--- Set problem a ---
Write out the part of the Jacob's Ladder post starting at "When the experienced" and ending at "time is gone.", word for word.

--- Provided passage ---
-- Start --

Thursday, October 2, 2014

Climbing Jacob's Ladder






"The track passes between the buildings and soon you come to Jacobs Ladder indicated by a National Trust Sign. It derived its name from one Jacob Marshall who farmed in Edale in the 1700s and cut steps in the hillside to make it easier to climb. The steps are now “manicured” stone ones. Climb these."

When the experienced say, "go this way," I've learned to listen, mostly because I'm kinda old and really tired of all the late hours and wasted time I've spent thrashing it out for myself. That doesn't mean it's the easy way, but it's the way that'll get me there for certain. My time keeps getting shorter, I want to get there before my time is gone.


"There’s a line from an old spiritual which says, Sometimes I up, sometimes I’m down, sometimes I’m almost on the ground…..but see what the end shall be.  And this is what the Lord is doing here: he is showing us what the end shall be. There is a cross to get through, but there is glory on the other side.

-- End --

Rows from a layout dataset
-- Start --

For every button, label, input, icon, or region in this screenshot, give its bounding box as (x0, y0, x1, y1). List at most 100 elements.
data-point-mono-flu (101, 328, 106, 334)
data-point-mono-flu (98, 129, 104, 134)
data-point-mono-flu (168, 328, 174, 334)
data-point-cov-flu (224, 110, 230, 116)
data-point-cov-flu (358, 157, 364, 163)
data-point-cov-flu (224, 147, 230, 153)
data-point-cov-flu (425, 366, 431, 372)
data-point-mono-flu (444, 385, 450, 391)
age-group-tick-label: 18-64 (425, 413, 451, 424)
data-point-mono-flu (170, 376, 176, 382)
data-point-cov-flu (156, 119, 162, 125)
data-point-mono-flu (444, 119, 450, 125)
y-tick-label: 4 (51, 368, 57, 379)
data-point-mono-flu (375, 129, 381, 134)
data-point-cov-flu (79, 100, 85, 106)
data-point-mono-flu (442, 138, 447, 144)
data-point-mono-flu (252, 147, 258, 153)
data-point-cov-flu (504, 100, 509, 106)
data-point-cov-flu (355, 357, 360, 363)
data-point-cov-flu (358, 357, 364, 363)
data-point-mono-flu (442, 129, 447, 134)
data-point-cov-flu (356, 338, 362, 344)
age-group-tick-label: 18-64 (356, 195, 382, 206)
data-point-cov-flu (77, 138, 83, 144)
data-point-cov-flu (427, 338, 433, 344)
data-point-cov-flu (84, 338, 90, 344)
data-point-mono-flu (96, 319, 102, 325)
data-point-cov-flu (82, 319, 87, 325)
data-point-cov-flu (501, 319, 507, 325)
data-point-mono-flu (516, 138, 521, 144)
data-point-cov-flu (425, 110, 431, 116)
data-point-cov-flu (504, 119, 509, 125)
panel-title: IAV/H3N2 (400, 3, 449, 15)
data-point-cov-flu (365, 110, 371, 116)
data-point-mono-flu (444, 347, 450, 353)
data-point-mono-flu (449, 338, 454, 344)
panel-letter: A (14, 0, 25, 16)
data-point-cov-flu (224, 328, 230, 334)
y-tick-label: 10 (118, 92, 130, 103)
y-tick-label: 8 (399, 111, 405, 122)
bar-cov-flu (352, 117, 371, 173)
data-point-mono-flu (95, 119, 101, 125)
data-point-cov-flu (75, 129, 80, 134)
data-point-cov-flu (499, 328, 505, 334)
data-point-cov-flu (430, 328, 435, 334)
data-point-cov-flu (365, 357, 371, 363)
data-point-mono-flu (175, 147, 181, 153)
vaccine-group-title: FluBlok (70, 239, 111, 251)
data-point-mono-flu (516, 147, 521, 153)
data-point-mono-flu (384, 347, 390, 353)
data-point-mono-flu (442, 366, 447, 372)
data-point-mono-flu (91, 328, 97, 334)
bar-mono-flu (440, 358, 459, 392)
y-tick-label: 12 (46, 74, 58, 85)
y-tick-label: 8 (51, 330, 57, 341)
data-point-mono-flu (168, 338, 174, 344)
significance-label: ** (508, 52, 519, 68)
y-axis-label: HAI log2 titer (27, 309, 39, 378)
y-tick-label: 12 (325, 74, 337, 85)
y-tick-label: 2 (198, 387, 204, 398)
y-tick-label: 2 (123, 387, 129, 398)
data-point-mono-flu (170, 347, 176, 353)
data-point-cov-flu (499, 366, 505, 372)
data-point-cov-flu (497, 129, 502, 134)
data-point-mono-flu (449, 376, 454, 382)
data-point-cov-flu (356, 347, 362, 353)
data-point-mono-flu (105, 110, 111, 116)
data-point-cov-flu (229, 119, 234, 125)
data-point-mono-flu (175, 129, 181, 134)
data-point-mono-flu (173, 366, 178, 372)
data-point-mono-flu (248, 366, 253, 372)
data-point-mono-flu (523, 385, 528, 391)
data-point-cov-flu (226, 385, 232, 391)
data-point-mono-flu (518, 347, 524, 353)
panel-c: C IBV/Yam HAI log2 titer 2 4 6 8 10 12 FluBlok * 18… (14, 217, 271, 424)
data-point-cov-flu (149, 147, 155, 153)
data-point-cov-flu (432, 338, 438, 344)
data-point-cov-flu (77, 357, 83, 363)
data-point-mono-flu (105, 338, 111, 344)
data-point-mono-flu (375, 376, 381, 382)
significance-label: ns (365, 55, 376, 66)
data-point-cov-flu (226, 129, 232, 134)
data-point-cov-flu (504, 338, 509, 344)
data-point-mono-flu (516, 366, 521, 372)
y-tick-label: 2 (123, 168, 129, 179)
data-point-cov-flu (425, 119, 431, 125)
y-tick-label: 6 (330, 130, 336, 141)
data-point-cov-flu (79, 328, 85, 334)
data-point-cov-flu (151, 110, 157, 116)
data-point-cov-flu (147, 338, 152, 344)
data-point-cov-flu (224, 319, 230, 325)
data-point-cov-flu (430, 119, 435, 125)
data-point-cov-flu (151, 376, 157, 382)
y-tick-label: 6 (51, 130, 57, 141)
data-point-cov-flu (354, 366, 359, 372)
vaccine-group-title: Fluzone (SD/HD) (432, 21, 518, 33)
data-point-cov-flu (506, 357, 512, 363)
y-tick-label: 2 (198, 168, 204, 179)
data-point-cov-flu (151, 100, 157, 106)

-- End --

--- Set problem b ---
Repeat the rows word for word, starting at the very first row and ending at the row that contains "data-point-cov-flu (224, 110, 230, 116)".

--- Solution a ---
When the experienced say, "go this way," I've learned to listen, mostly because I'm kinda old and really tired of all the late hours and wasted time I've spent thrashing it out for myself. That doesn't mean it's the easy way, but it's the way that'll get me there for certain. My time keeps getting shorter, I want to get there before my time is gone.

--- Solution b ---
For every button, label, input, icon, or region in this screenshot, give its bounding box as (x0, y0, x1, y1). List at most 100 elements.
data-point-mono-flu (101, 328, 106, 334)
data-point-mono-flu (98, 129, 104, 134)
data-point-mono-flu (168, 328, 174, 334)
data-point-cov-flu (224, 110, 230, 116)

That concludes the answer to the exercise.